---- RECORDS SUPPLIED

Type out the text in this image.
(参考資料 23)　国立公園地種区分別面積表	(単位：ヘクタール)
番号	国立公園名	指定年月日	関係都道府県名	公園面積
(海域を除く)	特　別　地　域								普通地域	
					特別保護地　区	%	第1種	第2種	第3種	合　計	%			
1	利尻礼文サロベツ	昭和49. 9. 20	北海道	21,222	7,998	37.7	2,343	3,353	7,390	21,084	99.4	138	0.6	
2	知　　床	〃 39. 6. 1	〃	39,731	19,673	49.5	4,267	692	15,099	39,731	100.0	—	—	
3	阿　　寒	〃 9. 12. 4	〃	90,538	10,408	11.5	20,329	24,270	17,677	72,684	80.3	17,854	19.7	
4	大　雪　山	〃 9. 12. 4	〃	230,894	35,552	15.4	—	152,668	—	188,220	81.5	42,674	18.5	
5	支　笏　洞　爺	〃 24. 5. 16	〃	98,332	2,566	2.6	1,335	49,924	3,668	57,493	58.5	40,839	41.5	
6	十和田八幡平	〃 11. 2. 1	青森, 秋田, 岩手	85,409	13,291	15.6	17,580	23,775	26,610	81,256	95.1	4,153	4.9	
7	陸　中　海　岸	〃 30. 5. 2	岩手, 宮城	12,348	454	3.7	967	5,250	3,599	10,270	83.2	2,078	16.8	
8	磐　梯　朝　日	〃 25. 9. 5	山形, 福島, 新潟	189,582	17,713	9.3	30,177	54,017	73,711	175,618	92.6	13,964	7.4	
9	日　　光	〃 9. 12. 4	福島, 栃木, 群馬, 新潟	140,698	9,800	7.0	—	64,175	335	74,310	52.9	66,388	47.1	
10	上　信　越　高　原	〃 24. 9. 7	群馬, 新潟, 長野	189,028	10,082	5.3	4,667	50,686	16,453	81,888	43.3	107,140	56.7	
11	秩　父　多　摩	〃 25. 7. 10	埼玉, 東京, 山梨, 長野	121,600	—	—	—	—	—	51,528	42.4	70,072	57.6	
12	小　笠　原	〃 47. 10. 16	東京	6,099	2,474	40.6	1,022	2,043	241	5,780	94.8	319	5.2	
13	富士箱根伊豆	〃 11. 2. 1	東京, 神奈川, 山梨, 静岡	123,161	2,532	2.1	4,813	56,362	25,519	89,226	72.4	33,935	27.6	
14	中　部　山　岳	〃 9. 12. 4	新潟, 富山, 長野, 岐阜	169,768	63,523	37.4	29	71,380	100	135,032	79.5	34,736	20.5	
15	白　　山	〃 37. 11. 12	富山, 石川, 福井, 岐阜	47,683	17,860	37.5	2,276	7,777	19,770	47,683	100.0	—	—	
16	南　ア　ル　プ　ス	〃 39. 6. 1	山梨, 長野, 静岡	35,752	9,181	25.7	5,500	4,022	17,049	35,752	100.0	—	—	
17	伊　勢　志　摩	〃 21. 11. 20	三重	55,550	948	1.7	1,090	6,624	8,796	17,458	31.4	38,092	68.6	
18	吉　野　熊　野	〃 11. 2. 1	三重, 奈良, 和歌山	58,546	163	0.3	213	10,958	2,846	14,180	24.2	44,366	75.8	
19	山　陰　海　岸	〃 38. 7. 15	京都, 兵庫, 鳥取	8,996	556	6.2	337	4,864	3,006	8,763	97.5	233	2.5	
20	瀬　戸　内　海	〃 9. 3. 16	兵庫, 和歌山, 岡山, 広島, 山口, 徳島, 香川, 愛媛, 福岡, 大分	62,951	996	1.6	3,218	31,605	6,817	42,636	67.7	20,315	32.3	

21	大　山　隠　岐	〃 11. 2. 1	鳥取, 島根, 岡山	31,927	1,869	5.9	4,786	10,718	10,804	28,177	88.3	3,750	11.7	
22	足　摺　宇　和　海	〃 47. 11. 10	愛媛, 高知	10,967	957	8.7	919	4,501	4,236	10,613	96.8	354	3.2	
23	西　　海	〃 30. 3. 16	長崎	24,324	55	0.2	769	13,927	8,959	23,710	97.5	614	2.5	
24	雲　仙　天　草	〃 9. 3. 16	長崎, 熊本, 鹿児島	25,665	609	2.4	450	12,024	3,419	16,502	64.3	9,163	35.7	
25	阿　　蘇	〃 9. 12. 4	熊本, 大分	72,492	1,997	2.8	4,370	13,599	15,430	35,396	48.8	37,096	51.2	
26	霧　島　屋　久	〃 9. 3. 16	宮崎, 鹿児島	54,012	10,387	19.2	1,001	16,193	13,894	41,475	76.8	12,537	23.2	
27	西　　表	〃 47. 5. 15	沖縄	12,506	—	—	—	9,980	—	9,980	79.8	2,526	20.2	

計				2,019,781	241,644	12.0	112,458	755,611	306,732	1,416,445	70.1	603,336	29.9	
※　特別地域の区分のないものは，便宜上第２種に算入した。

--------
---- RECORDS SUPPLIED

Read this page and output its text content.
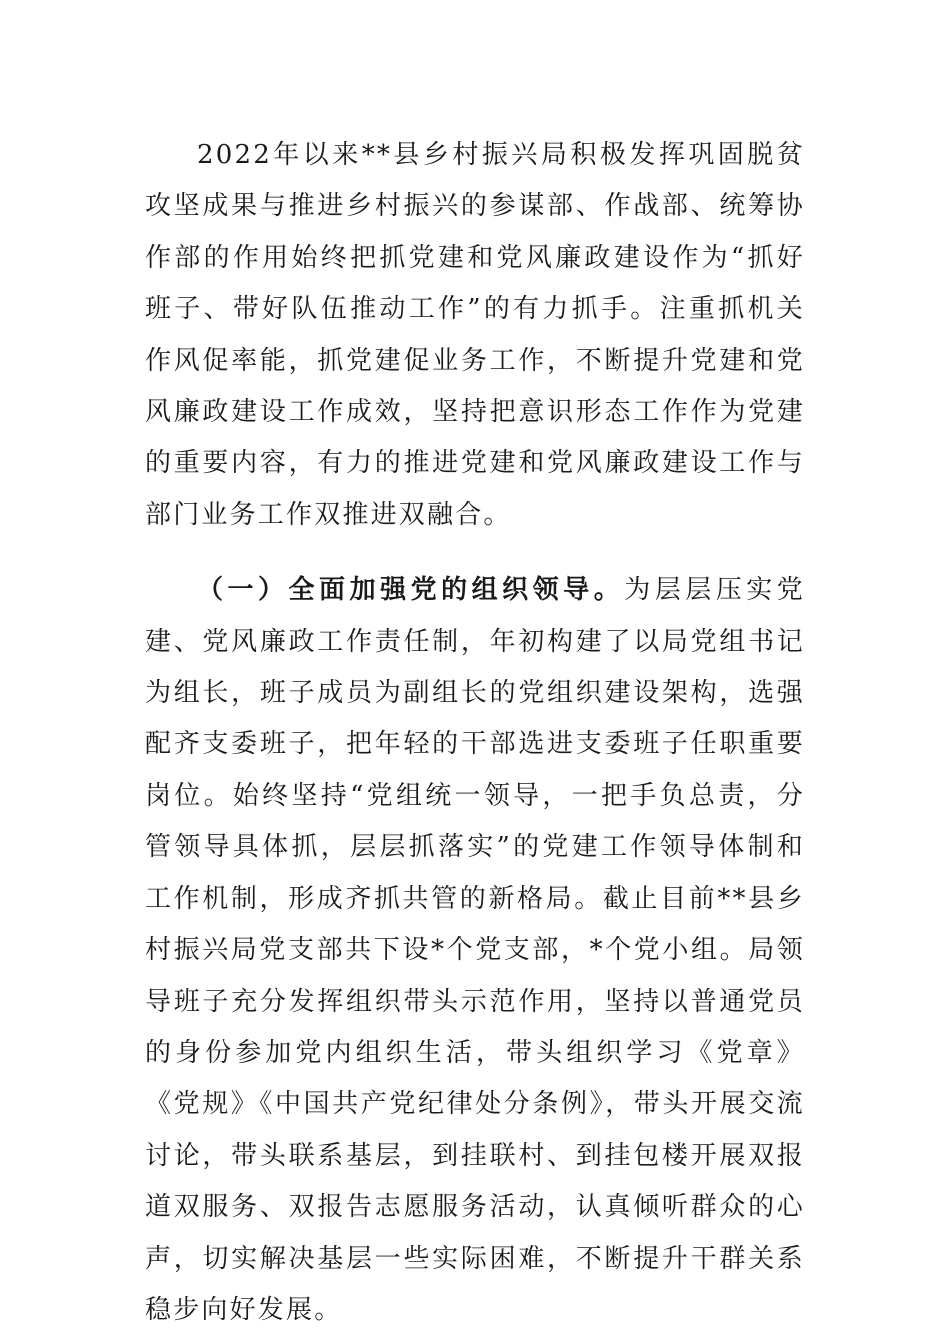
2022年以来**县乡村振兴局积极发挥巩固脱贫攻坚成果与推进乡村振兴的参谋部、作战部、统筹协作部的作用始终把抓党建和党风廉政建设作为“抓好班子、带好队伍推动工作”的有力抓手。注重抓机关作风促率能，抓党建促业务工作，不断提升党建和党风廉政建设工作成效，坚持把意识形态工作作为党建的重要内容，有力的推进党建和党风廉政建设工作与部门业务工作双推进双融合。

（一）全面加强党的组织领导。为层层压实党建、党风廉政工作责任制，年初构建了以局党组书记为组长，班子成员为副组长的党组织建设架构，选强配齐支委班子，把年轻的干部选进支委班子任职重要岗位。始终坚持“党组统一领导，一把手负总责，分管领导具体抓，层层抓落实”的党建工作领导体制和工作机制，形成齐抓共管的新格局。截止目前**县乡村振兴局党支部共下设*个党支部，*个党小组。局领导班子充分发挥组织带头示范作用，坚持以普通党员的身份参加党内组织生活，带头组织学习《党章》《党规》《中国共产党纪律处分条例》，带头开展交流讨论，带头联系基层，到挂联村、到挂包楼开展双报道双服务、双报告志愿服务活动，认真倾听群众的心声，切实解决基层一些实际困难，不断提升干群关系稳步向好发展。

--------

- AIM OF THE TASK
Take every line from the records above that has the word "this" and copy it.

- COMPLETED TASK
Type out the text in this image.
Read this page and output its text content.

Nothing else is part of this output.